**DESCRIPCIÓN DE LA TAREA**
Según el fragmento sobre el flamenco, ¿a qué lugares te traslada lo que te cantan desde el Patio de la Montería? Enuméralos todos.

Yo a Esperanza Fernández la conocía, por su magistral voz y por prestársela al poema de Lorca “Son de negros en Cuba” que llegó a mi de casualidad y que cuando escuché, me cautivó de una manera increíble. Y anoche, de la mano de expertos en contar todo lo que iba ocurriendo sobre el escenario, con un itinerario que iba de derecha a izquierda, de Viena a Triana, me dejé llevar y enamorar por la magia del flamenco, y por el recuerdo de una noche que tardará en pasar al olvido si es que pasa. Descubrí un mundo desconocido para mí, y aprendí a valorar algo tan nuestro como es el flamenco, por supuesto, compartido con quien parece llevar el compás en su adn.
Porque yo no entiendo de flamenco, salvo lo básico que todo el mundo conoce, pero resulta que el flamenco es ángel y ese ángel huele a jazmín y a cielo que anuncia tormenta, y te traslada, cerrando los ojos y oyendo lo que te cantan desde el Patio de la Montería, ese lugar por donde Almutamid paseaba sus melancolías, a Cádiz, Ronda, Granada, Málaga o a la misma Cuba.

**ENTRADAS PROPORCIONADAS**

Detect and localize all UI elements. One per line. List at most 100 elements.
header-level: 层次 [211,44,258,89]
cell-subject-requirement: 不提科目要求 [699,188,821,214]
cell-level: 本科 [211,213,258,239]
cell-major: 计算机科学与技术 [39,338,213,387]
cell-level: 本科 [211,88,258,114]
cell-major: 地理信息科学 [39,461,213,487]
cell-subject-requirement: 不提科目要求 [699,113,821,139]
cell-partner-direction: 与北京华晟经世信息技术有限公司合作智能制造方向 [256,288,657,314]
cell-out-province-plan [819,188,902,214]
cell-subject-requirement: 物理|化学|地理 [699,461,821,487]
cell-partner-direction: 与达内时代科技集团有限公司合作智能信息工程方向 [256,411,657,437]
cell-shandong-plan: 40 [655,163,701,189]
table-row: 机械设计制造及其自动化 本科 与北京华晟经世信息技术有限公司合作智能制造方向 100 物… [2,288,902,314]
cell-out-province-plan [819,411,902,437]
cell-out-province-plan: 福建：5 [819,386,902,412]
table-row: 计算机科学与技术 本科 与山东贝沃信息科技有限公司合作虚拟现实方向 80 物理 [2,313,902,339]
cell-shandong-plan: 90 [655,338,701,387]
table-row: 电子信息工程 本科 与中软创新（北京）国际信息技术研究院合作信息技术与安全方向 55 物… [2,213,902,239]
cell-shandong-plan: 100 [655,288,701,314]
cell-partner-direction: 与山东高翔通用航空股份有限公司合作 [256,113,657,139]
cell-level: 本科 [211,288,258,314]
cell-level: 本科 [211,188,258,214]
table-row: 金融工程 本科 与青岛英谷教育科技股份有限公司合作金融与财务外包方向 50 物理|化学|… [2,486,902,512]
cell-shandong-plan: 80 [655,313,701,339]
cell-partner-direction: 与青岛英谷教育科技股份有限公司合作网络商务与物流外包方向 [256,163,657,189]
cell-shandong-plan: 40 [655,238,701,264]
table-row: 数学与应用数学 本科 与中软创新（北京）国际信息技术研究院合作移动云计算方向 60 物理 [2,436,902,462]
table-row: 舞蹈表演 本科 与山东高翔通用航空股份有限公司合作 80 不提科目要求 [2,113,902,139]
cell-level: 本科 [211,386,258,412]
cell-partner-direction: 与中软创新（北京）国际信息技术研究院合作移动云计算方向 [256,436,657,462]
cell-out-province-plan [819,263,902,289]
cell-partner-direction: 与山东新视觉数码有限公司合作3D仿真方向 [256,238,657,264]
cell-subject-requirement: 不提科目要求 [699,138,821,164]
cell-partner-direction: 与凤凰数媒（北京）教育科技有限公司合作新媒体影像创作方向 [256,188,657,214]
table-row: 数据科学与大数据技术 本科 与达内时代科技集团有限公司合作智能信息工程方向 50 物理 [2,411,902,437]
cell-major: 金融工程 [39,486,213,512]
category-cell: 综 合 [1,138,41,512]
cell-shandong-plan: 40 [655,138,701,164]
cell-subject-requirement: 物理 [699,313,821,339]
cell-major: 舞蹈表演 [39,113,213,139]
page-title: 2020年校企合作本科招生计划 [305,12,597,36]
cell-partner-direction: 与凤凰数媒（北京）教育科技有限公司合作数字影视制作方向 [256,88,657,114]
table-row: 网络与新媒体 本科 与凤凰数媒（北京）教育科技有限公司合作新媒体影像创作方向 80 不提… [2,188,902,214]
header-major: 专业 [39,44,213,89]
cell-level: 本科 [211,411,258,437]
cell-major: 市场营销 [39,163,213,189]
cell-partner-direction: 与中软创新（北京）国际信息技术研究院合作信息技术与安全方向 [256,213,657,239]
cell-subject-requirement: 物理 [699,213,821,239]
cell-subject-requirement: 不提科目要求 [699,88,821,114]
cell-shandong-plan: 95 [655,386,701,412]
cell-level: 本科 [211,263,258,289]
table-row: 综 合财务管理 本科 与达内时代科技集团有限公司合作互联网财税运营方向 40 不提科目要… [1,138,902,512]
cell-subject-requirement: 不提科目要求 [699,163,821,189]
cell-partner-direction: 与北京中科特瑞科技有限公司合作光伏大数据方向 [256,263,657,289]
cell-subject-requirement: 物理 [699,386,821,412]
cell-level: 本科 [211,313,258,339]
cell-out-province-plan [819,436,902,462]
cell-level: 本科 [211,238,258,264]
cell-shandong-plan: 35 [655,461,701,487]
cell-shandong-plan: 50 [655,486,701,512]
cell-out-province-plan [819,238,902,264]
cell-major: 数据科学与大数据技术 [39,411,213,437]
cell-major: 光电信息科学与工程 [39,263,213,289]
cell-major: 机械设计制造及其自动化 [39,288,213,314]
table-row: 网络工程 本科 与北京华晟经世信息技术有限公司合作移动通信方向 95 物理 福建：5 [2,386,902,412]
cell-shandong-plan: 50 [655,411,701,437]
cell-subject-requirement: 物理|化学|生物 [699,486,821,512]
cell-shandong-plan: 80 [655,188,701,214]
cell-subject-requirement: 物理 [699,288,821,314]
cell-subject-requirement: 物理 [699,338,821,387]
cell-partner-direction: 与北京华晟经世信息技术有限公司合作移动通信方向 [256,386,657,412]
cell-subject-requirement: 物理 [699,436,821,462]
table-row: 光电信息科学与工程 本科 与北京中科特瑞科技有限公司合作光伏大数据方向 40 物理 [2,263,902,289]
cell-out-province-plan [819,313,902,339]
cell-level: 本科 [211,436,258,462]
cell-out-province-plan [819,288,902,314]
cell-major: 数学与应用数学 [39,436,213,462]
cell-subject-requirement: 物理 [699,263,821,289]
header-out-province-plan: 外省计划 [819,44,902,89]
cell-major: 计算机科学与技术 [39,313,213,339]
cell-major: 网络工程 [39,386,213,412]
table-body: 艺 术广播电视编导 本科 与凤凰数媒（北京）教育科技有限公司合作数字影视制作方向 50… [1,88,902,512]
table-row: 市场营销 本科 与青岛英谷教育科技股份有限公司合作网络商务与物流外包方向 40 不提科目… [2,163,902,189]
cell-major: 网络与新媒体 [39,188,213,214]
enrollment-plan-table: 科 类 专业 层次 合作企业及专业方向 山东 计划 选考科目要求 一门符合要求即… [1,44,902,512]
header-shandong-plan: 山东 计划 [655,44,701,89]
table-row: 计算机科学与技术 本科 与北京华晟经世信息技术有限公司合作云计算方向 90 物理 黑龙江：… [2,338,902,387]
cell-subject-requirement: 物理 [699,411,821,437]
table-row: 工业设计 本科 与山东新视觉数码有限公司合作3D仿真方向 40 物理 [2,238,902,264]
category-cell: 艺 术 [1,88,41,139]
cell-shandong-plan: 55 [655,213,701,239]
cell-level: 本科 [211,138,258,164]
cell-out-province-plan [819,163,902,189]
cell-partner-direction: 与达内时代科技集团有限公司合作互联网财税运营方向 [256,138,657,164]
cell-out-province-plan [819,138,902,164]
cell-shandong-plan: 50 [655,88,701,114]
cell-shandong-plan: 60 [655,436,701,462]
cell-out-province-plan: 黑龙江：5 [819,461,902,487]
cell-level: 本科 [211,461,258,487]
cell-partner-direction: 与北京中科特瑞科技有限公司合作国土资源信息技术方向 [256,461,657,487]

**RESULTADO DEL EJERCICIO**
Cádiz, Ronda, Granada, Málaga y Cuba.